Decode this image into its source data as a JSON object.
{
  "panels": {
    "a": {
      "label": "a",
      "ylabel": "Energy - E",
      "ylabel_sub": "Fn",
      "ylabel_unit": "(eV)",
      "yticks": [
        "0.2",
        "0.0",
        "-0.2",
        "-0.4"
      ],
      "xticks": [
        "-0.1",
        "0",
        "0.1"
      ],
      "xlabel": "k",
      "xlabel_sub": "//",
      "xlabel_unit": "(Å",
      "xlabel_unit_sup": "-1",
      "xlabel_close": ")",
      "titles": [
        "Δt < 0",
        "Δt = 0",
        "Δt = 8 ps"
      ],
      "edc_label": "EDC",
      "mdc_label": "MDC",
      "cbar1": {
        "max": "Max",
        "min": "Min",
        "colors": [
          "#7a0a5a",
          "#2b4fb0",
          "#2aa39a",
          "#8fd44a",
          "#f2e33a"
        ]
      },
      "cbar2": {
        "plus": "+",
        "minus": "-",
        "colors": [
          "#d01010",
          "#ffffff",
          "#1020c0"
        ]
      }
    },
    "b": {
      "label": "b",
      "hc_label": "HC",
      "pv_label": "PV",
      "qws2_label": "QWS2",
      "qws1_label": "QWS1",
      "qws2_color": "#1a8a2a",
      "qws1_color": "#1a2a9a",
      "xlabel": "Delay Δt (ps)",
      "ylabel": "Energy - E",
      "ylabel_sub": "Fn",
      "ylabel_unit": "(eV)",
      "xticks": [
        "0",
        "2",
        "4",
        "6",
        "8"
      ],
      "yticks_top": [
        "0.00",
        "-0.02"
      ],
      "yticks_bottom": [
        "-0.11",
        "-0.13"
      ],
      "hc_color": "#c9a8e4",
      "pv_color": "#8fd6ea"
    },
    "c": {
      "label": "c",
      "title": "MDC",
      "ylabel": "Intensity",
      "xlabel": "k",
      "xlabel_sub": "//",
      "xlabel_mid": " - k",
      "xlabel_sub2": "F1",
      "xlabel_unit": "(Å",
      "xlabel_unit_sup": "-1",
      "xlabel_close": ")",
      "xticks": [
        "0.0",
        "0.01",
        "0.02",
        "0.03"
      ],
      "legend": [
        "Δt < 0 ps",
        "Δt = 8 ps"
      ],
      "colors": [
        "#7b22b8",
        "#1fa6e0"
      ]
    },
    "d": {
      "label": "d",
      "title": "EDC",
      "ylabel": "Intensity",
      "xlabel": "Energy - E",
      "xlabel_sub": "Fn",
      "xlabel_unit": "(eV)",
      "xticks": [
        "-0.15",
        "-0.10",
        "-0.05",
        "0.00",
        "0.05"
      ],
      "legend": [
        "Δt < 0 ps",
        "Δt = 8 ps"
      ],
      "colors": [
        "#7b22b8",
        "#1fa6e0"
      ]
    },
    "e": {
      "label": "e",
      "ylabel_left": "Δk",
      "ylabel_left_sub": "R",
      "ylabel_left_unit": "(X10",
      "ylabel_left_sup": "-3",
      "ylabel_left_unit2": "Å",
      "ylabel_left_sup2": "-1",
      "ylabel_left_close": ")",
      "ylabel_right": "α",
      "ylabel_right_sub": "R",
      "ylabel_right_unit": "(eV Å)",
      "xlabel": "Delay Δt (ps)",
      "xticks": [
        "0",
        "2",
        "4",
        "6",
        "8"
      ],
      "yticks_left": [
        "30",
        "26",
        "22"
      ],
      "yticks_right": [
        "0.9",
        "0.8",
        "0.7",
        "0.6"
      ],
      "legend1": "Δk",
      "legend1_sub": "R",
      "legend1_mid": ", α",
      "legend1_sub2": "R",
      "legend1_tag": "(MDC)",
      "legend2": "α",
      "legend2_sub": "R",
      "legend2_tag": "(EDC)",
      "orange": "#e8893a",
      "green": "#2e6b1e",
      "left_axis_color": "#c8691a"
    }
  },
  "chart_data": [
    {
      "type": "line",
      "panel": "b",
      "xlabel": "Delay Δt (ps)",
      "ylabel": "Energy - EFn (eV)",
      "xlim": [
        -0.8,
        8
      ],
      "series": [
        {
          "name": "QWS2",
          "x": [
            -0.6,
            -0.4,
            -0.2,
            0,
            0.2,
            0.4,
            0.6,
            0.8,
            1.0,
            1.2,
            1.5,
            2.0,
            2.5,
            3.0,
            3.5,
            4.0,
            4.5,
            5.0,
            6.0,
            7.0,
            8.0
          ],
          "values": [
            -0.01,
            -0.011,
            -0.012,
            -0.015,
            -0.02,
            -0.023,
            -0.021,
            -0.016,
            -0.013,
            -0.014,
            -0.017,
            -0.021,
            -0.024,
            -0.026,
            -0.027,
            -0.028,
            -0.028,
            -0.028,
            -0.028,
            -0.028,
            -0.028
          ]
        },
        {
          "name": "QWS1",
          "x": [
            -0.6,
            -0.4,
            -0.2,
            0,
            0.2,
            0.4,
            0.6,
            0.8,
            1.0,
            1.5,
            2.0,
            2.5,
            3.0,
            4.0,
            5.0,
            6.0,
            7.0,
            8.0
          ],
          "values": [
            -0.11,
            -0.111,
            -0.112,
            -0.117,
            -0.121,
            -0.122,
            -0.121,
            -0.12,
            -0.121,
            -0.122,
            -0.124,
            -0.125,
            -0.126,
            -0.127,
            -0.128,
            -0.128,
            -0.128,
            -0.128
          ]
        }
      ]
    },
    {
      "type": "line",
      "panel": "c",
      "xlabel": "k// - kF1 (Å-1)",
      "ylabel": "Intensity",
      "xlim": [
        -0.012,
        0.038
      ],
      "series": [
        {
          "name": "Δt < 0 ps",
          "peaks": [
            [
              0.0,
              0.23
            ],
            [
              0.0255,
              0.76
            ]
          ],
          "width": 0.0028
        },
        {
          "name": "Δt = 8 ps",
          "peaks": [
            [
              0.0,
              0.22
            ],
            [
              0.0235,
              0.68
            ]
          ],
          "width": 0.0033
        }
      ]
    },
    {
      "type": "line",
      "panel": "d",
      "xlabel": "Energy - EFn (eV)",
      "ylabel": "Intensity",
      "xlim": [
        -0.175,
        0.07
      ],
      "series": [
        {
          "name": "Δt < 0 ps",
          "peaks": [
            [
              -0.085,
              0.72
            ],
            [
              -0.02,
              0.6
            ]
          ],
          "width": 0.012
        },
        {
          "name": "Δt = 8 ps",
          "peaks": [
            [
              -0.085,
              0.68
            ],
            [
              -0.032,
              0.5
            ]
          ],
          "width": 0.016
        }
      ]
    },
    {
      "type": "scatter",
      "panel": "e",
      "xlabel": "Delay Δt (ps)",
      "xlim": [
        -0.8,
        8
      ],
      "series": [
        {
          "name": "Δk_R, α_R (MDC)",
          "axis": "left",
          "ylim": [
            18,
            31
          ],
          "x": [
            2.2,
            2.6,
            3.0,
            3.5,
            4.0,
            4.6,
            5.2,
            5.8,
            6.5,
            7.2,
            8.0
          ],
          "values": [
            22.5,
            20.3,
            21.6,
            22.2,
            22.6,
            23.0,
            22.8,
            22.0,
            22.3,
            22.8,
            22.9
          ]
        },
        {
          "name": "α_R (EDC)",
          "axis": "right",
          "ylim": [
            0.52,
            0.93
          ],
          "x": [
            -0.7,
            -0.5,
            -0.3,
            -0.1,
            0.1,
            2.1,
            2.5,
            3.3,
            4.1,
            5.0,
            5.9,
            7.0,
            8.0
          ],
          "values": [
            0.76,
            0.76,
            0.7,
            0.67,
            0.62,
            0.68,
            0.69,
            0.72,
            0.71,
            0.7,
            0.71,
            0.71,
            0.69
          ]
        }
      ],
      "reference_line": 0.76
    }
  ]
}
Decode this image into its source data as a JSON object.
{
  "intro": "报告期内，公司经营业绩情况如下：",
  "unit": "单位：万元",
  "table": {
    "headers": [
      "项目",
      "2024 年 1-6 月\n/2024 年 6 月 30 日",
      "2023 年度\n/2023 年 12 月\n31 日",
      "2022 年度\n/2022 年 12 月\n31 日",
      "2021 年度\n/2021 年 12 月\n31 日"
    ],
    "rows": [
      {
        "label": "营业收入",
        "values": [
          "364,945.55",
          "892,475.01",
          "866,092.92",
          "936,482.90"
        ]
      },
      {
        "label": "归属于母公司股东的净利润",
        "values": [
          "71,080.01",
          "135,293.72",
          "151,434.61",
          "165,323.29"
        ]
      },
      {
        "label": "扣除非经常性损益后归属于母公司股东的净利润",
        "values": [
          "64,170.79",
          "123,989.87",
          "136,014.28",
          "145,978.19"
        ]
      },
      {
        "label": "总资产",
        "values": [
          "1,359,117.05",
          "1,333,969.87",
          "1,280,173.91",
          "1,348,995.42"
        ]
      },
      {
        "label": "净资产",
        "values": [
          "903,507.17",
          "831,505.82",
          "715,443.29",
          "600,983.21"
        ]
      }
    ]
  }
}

§ What you should do: Look for the word "width" in every line of the listing and copy the lines that have it.

§ Expected output:
          "width": 0.0028
          "width": 0.0033
          "width": 0.012
          "width": 0.016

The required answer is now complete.